■ What needs to be done
Report only the number of lines that hold the word "Others".

======== Provided records

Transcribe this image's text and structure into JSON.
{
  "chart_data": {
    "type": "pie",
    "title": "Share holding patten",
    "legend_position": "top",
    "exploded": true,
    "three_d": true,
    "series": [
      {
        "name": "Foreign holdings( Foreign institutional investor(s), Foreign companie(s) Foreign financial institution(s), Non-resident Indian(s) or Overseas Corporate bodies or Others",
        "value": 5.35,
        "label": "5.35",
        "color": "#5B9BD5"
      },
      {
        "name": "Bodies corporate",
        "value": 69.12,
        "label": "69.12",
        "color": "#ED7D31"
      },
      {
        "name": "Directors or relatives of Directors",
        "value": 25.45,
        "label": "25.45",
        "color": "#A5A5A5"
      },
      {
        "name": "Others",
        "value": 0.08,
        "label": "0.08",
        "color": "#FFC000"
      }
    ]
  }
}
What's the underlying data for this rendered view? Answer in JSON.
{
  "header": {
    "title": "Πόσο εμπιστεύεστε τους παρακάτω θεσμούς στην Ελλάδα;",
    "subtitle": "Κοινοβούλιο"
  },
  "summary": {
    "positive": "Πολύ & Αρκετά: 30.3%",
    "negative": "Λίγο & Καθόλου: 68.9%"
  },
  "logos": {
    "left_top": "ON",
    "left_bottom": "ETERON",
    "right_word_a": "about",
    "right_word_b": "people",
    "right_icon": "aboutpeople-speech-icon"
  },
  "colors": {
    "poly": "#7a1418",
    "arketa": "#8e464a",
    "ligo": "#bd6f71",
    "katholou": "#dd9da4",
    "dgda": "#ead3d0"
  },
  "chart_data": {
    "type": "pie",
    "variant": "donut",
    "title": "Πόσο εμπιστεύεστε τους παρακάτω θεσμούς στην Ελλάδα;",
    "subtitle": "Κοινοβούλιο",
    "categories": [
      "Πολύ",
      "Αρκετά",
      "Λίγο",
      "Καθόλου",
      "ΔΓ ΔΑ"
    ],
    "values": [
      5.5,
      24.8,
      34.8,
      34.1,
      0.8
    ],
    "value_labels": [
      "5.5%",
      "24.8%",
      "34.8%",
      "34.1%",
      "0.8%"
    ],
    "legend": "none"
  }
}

================
======== Provided records

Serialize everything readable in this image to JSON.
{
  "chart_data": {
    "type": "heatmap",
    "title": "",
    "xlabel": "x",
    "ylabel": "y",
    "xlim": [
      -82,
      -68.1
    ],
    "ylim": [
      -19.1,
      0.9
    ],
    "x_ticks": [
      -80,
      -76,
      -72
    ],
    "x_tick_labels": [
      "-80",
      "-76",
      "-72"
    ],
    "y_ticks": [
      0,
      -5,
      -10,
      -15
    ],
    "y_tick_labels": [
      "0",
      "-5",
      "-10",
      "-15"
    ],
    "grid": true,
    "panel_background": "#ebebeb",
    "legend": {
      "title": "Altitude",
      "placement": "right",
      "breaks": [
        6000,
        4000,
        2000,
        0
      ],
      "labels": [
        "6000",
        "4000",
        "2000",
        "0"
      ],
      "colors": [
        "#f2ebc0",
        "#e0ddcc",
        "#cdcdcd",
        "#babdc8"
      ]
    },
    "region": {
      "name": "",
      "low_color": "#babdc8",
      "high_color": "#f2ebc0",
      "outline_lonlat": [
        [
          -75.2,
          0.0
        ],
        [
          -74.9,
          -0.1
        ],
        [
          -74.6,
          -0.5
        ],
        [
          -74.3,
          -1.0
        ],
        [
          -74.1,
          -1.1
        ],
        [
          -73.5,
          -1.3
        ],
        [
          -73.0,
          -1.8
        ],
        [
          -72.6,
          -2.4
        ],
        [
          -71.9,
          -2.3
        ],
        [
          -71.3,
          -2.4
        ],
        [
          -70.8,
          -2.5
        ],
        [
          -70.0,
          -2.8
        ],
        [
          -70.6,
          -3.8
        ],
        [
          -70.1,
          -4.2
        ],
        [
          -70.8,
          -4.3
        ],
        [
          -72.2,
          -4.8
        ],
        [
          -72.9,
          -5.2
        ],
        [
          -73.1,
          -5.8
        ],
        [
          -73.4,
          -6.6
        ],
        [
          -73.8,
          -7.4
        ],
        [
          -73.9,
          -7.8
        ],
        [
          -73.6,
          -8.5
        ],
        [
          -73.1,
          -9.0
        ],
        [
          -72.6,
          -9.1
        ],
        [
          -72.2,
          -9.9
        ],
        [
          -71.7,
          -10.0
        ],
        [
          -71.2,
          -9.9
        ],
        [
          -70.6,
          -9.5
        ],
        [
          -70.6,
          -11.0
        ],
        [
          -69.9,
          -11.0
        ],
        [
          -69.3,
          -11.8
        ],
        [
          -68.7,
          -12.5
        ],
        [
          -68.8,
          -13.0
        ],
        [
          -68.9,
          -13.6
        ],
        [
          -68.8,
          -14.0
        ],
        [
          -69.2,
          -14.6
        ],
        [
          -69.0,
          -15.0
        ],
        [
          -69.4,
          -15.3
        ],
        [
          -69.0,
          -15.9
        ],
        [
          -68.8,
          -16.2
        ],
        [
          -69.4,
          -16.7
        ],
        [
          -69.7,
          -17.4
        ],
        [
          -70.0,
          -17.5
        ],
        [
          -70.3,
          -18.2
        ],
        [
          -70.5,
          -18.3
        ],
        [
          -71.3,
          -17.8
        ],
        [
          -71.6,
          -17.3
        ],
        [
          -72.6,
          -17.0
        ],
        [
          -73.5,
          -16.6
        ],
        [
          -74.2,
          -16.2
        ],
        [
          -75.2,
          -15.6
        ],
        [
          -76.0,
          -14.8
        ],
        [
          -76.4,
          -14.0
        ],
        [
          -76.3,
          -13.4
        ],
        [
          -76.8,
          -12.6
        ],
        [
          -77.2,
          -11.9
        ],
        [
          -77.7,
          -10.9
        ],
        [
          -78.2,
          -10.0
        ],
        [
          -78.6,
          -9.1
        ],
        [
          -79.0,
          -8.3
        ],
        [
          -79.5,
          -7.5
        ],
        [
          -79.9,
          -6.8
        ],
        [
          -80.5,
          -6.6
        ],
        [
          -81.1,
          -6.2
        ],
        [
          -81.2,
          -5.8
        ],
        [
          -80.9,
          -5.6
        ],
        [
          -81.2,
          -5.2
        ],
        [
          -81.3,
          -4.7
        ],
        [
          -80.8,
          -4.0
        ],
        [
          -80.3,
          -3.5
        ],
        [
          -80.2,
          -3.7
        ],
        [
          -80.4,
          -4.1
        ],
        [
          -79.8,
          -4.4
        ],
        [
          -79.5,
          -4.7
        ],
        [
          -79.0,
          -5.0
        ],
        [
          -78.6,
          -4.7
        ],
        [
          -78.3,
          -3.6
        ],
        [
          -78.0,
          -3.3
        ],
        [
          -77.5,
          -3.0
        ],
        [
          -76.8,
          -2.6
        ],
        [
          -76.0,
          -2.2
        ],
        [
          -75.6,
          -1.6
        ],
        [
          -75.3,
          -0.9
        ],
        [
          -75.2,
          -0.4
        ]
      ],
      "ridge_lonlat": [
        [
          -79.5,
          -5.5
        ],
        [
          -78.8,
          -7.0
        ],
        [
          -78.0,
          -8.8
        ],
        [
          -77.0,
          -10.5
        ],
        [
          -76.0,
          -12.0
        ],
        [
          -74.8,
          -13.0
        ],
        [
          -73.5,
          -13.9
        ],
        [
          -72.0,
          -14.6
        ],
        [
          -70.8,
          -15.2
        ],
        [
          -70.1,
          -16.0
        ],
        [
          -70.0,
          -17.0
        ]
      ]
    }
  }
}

================

■ Full response
2